WHAT IS BEING ASKED
Take from the listing each line that has the string "niệm".

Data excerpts
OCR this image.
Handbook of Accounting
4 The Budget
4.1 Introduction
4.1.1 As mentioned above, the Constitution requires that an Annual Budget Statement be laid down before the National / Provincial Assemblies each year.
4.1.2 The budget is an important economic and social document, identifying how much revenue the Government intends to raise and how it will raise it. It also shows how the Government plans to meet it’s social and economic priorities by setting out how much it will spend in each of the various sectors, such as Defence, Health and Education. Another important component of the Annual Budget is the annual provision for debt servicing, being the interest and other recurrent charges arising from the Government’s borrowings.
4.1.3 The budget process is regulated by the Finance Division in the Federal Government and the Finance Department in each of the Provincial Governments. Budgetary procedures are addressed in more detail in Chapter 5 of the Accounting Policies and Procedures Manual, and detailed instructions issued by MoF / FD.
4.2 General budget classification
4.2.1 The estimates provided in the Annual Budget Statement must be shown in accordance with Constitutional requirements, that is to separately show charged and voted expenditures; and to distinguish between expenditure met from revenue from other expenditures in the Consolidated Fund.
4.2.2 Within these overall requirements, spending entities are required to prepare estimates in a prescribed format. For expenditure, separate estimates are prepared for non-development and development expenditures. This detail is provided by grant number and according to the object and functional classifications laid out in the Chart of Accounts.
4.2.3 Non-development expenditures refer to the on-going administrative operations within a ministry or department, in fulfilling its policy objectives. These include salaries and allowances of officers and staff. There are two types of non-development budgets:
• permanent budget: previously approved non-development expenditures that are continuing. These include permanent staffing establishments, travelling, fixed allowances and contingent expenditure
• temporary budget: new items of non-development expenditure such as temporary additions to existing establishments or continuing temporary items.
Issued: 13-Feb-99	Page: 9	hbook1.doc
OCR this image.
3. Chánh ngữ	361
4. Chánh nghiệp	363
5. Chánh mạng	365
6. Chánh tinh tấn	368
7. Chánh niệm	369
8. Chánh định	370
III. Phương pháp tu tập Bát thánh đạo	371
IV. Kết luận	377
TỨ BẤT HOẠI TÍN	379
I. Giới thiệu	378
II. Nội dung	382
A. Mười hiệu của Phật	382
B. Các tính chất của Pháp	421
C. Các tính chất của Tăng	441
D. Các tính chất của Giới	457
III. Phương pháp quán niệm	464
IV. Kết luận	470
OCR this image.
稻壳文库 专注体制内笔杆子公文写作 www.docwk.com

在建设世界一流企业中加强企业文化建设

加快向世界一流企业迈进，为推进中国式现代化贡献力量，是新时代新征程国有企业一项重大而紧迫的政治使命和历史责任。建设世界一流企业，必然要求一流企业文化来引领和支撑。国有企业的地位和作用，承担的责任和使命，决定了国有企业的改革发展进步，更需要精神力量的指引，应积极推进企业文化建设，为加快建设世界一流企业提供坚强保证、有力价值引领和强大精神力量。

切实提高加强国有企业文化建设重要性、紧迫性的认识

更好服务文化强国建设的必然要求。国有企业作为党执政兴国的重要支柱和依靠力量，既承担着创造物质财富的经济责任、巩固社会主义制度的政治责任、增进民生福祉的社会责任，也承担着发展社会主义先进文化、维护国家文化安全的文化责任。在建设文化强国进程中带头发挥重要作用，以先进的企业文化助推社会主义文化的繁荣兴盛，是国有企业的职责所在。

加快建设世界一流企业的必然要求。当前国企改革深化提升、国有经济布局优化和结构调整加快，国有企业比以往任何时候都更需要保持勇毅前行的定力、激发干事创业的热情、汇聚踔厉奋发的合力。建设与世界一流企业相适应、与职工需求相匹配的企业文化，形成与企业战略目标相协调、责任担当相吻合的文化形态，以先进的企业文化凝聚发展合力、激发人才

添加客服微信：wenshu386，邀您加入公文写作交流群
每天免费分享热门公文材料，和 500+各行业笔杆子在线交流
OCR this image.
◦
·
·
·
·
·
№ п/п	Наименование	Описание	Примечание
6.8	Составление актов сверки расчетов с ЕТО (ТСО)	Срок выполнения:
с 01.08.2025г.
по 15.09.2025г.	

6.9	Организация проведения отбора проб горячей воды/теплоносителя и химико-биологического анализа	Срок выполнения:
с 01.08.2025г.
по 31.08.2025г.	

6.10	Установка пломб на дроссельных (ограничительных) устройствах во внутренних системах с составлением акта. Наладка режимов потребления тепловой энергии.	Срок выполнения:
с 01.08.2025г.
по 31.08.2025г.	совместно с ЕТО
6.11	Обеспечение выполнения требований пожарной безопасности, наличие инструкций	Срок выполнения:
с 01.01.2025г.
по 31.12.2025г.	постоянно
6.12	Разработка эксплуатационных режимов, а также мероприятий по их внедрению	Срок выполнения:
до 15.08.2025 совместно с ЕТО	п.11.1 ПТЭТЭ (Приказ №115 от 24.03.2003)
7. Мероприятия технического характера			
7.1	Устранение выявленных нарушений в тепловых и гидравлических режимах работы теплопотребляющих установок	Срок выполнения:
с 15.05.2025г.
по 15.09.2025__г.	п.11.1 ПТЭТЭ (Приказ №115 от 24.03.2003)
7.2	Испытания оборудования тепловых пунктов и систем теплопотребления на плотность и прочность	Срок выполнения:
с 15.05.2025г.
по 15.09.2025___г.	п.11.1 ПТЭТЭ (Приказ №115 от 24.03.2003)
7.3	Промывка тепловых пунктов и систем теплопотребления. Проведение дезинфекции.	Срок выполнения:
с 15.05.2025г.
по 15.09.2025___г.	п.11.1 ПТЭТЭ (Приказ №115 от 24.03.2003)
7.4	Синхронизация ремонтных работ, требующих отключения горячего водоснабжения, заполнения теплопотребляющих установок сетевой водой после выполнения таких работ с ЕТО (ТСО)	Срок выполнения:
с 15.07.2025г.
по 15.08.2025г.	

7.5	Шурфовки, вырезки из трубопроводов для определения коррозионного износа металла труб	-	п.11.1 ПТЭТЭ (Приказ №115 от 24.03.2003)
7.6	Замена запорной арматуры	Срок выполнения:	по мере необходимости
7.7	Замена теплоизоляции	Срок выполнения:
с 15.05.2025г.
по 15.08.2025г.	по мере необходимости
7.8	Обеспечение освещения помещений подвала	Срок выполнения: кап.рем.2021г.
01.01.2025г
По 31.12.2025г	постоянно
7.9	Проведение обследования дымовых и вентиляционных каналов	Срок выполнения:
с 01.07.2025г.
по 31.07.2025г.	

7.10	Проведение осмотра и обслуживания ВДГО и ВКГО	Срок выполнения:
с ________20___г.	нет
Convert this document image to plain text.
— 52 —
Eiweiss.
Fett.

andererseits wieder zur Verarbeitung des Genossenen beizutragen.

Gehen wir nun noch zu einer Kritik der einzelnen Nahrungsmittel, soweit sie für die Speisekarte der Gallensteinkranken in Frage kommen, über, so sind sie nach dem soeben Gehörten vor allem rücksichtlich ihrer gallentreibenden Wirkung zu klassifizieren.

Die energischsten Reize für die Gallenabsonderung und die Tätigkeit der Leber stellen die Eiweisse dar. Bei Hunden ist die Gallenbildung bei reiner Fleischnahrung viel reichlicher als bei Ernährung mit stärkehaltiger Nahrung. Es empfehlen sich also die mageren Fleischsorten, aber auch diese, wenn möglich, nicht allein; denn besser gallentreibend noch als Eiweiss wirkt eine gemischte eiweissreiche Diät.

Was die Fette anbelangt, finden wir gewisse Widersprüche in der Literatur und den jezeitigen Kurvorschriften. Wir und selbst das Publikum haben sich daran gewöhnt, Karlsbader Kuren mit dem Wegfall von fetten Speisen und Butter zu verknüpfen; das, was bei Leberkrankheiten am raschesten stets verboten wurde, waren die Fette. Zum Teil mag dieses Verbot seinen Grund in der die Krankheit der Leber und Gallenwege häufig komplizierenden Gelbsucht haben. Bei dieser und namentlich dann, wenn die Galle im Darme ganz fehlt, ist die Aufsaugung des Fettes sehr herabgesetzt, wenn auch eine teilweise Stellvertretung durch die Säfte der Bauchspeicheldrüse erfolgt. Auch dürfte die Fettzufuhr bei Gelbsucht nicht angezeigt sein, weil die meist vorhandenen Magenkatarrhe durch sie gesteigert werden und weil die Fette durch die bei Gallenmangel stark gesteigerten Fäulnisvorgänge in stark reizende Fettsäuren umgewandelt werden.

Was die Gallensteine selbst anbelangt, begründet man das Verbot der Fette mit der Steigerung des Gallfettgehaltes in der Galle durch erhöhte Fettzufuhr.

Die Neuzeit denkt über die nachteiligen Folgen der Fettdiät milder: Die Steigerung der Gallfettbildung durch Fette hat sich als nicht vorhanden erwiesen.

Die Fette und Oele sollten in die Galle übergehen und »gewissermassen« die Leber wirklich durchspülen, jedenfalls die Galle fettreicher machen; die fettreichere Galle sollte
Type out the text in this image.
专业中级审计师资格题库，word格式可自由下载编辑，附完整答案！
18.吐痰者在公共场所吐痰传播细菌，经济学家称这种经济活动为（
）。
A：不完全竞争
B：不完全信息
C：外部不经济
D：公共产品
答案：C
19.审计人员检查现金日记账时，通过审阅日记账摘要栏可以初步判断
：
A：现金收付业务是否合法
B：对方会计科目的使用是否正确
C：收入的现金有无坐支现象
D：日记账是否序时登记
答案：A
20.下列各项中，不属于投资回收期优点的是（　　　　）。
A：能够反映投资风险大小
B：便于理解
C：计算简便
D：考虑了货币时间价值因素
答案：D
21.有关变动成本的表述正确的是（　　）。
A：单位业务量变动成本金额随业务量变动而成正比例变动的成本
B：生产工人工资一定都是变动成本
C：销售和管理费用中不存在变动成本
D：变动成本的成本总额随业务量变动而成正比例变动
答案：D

TASK SOLUTION
7. Chánh niệm	369
III. Phương pháp quán niệm	464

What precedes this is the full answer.